**Structured figure records**.
= = = = = = =

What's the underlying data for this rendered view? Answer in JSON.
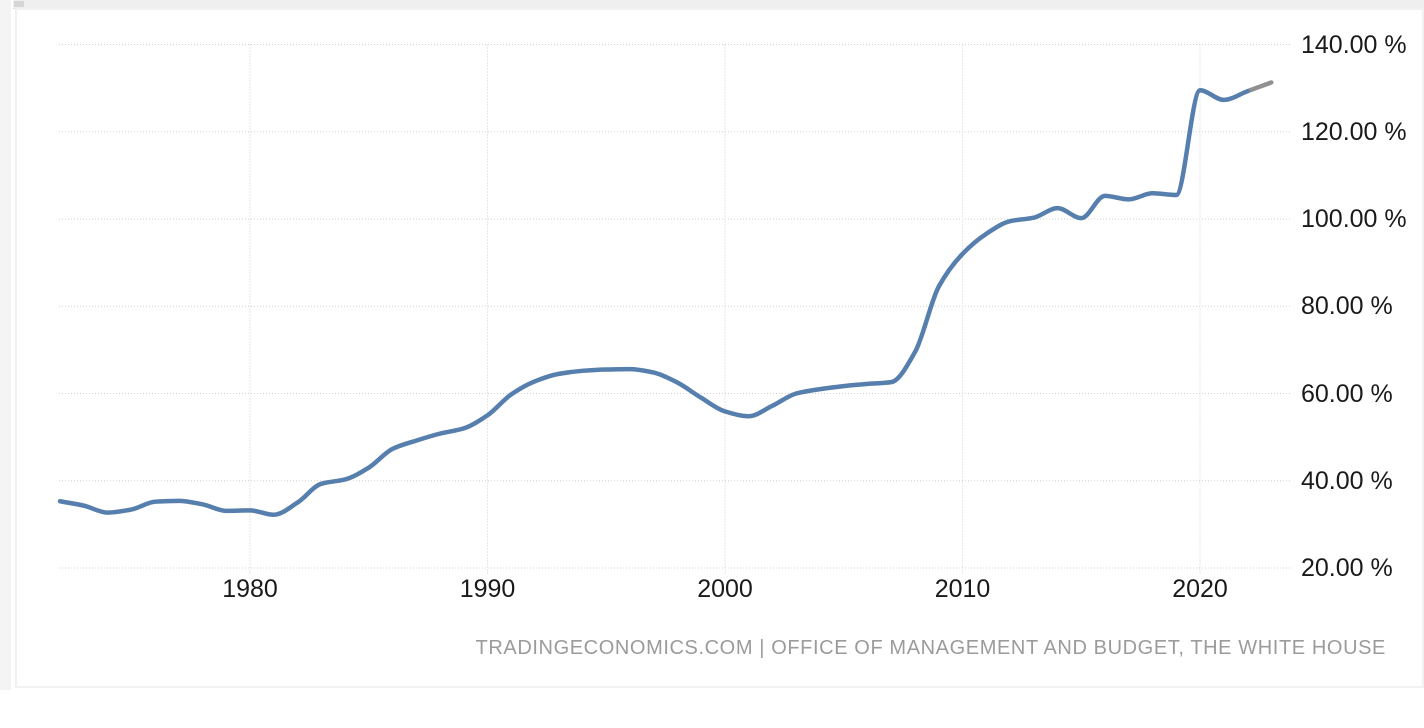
{
  "colors": {
    "gutter": "#f4f4f4",
    "scrollbar_track": "#efefef",
    "scrollbar_thumb": "#d6d6d6",
    "border": "#f1f1f1",
    "gridline": "#d0d0d0",
    "axis_text": "#1a1a1a",
    "attribution_text": "#9b9b9b",
    "line_actual": "#567fae",
    "line_forecast": "#909090"
  },
  "chart": {
    "attribution": "TRADINGECONOMICS.COM | OFFICE OF MANAGEMENT AND BUDGET, THE WHITE HOUSE"
  },
  "chart_data": {
    "type": "line",
    "grid": "dotted",
    "legend": "none",
    "xlim": [
      1971.9,
      2023.8
    ],
    "ylim": [
      20,
      140
    ],
    "x_ticks": [
      1980,
      1990,
      2000,
      2010,
      2020
    ],
    "x_tick_labels": [
      "1980",
      "1990",
      "2000",
      "2010",
      "2020"
    ],
    "y_ticks": [
      140,
      120,
      100,
      80,
      60,
      40,
      20
    ],
    "y_tick_labels": [
      "140.00 %",
      "120.00 %",
      "100.00 %",
      "80.00 %",
      "60.00 %",
      "40.00 %",
      "20.00 %"
    ],
    "series": [
      {
        "name": "debt-to-gdp-actual",
        "color": "#567fae",
        "x": [
          1972,
          1973,
          1974,
          1975,
          1976,
          1977,
          1978,
          1979,
          1980,
          1981,
          1982,
          1983,
          1984,
          1985,
          1986,
          1987,
          1988,
          1989,
          1990,
          1991,
          1992,
          1993,
          1994,
          1995,
          1996,
          1997,
          1998,
          1999,
          2000,
          2001,
          2002,
          2003,
          2004,
          2005,
          2006,
          2007,
          2008,
          2009,
          2010,
          2011,
          2012,
          2013,
          2014,
          2015,
          2016,
          2017,
          2018,
          2019,
          2020,
          2021,
          2022
        ],
        "values": [
          35.3,
          34.3,
          32.7,
          33.4,
          35.2,
          35.4,
          34.6,
          33.1,
          33.2,
          32.2,
          35.0,
          39.3,
          40.3,
          43.0,
          47.3,
          49.2,
          50.8,
          52.0,
          55.0,
          59.8,
          62.8,
          64.5,
          65.2,
          65.5,
          65.6,
          64.8,
          62.5,
          59.0,
          55.9,
          54.8,
          57.2,
          60.0,
          61.0,
          61.7,
          62.2,
          62.6,
          69.5,
          84.5,
          92.0,
          96.6,
          99.5,
          100.3,
          102.5,
          100.2,
          105.3,
          104.5,
          105.9,
          105.5,
          129.5,
          127.3,
          129.3
        ]
      },
      {
        "name": "debt-to-gdp-forecast",
        "color": "#909090",
        "x": [
          2022,
          2023
        ],
        "values": [
          129.3,
          131.3
        ]
      }
    ]
  }
}
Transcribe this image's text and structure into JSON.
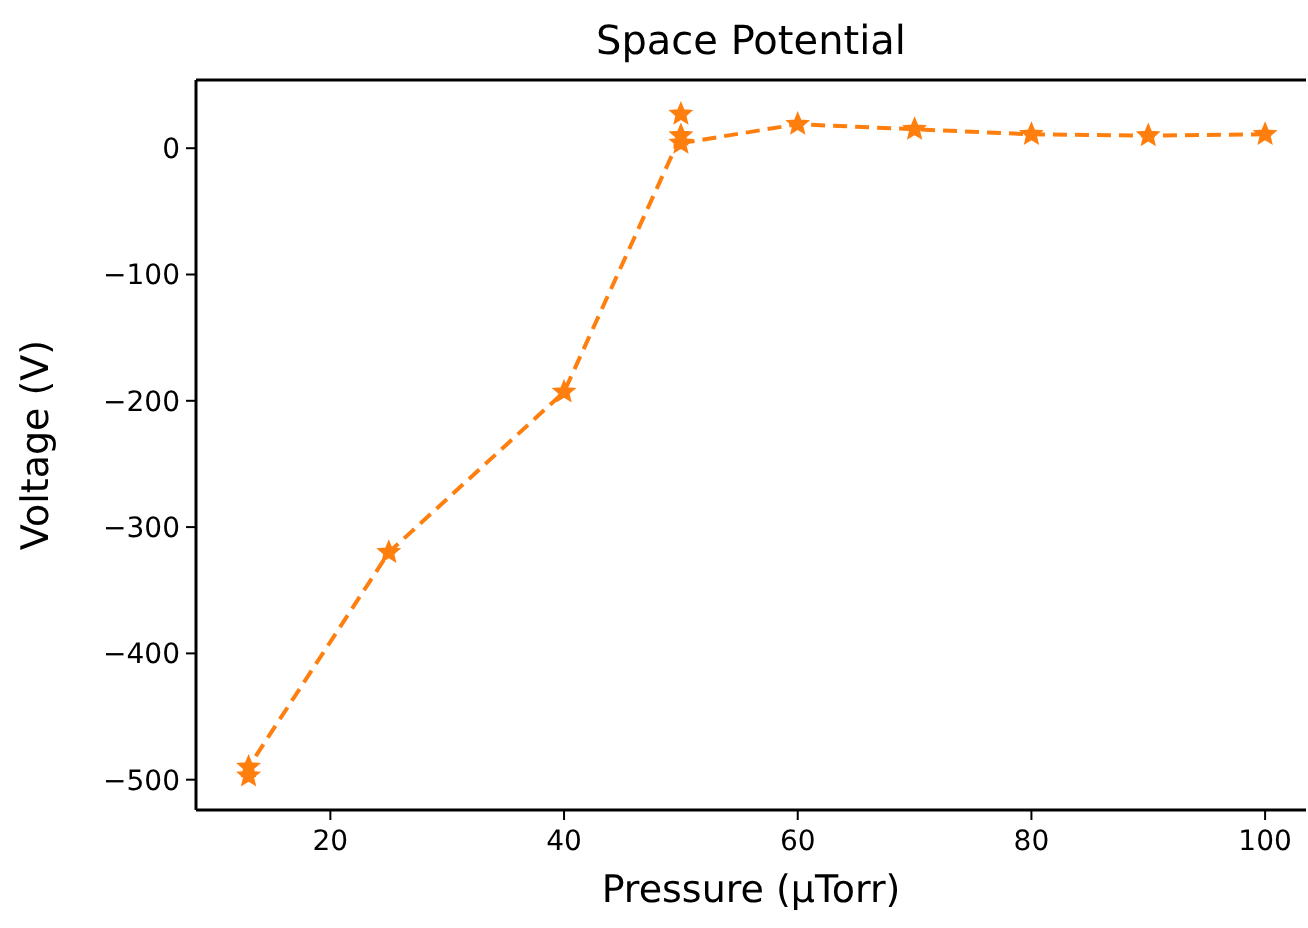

= = = = = = =

**Exercise**.
Generate a word-for-word copy of the preceding records, excluding all pictures.

**Correct answer**.
What's the underlying data for this rendered view? Answer in JSON.
{
  "colors": {
    "gutter": "#f4f4f4",
    "scrollbar_track": "#efefef",
    "scrollbar_thumb": "#d6d6d6",
    "border": "#f1f1f1",
    "gridline": "#d0d0d0",
    "axis_text": "#1a1a1a",
    "attribution_text": "#9b9b9b",
    "line_actual": "#567fae",
    "line_forecast": "#909090"
  },
  "chart": {
    "attribution": "TRADINGECONOMICS.COM | OFFICE OF MANAGEMENT AND BUDGET, THE WHITE HOUSE"
  },
  "chart_data": {
    "type": "line",
    "grid": "dotted",
    "legend": "none",
    "xlim": [
      1971.9,
      2023.8
    ],
    "ylim": [
      20,
      140
    ],
    "x_ticks": [
      1980,
      1990,
      2000,
      2010,
      2020
    ],
    "x_tick_labels": [
      "1980",
      "1990",
      "2000",
      "2010",
      "2020"
    ],
    "y_ticks": [
      140,
      120,
      100,
      80,
      60,
      40,
      20
    ],
    "y_tick_labels": [
      "140.00 %",
      "120.00 %",
      "100.00 %",
      "80.00 %",
      "60.00 %",
      "40.00 %",
      "20.00 %"
    ],
    "series": [
      {
        "name": "debt-to-gdp-actual",
        "color": "#567fae",
        "x": [
          1972,
          1973,
          1974,
          1975,
          1976,
          1977,
          1978,
          1979,
          1980,
          1981,
          1982,
          1983,
          1984,
          1985,
          1986,
          1987,
          1988,
          1989,
          1990,
          1991,
          1992,
          1993,
          1994,
          1995,
          1996,
          1997,
          1998,
          1999,
          2000,
          2001,
          2002,
          2003,
          2004,
          2005,
          2006,
          2007,
          2008,
          2009,
          2010,
          2011,
          2012,
          2013,
          2014,
          2015,
          2016,
          2017,
          2018,
          2019,
          2020,
          2021,
          2022
        ],
        "values": [
          35.3,
          34.3,
          32.7,
          33.4,
          35.2,
          35.4,
          34.6,
          33.1,
          33.2,
          32.2,
          35.0,
          39.3,
          40.3,
          43.0,
          47.3,
          49.2,
          50.8,
          52.0,
          55.0,
          59.8,
          62.8,
          64.5,
          65.2,
          65.5,
          65.6,
          64.8,
          62.5,
          59.0,
          55.9,
          54.8,
          57.2,
          60.0,
          61.0,
          61.7,
          62.2,
          62.6,
          69.5,
          84.5,
          92.0,
          96.6,
          99.5,
          100.3,
          102.5,
          100.2,
          105.3,
          104.5,
          105.9,
          105.5,
          129.5,
          127.3,
          129.3
        ]
      },
      {
        "name": "debt-to-gdp-forecast",
        "color": "#909090",
        "x": [
          2022,
          2023
        ],
        "values": [
          129.3,
          131.3
        ]
      }
    ]
  }
}
Transcribe this image's text and structure into JSON.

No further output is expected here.